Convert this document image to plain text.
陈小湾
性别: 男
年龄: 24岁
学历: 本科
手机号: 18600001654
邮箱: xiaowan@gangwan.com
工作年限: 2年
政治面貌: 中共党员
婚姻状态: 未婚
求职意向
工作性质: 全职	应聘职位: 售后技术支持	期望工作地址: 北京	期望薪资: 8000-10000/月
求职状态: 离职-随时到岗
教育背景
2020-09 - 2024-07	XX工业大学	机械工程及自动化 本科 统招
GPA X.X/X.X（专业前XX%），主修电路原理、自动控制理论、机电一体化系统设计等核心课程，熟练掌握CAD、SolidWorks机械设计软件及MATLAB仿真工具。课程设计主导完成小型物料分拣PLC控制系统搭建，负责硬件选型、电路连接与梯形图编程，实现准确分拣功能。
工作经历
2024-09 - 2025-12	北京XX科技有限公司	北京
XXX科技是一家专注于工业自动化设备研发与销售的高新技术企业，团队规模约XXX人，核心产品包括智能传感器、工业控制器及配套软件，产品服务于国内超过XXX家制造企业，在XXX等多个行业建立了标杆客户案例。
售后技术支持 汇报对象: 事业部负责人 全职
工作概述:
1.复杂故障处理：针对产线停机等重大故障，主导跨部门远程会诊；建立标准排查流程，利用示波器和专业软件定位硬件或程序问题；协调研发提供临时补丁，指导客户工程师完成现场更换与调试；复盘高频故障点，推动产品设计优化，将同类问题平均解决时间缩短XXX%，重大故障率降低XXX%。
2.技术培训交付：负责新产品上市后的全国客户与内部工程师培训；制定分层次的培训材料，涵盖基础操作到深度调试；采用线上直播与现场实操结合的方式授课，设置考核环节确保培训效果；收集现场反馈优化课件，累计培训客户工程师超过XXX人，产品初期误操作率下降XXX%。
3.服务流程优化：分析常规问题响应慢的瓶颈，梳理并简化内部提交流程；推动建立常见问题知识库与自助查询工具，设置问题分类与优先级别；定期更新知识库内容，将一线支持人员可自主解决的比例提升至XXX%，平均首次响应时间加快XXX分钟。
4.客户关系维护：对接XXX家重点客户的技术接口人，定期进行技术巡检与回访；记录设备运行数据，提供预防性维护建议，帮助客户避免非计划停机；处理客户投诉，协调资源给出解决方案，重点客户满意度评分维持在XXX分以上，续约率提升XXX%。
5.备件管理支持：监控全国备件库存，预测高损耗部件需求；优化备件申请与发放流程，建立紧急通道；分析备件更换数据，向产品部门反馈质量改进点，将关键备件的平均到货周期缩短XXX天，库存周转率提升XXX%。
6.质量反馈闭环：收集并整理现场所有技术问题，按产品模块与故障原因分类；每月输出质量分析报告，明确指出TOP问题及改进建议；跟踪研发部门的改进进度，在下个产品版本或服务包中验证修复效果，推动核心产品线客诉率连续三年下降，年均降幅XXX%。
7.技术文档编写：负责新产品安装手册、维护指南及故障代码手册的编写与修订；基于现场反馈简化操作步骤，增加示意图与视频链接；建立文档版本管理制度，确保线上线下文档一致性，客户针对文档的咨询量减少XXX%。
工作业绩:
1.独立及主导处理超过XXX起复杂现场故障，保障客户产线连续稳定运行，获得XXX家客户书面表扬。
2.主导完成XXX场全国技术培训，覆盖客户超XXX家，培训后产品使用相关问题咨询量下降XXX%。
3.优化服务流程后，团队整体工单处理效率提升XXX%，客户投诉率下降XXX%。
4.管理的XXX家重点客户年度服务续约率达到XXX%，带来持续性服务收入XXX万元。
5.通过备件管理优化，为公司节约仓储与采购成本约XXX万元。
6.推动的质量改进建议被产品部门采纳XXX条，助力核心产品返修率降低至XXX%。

◇ ◇ ◇ ◇ ◇

§ TASK TO COMPLETE: Report the number of lines in the entries above that include the word "售后技术支持" and add nothing to it.

§ RESULT FOR THIS EXERCISE: 2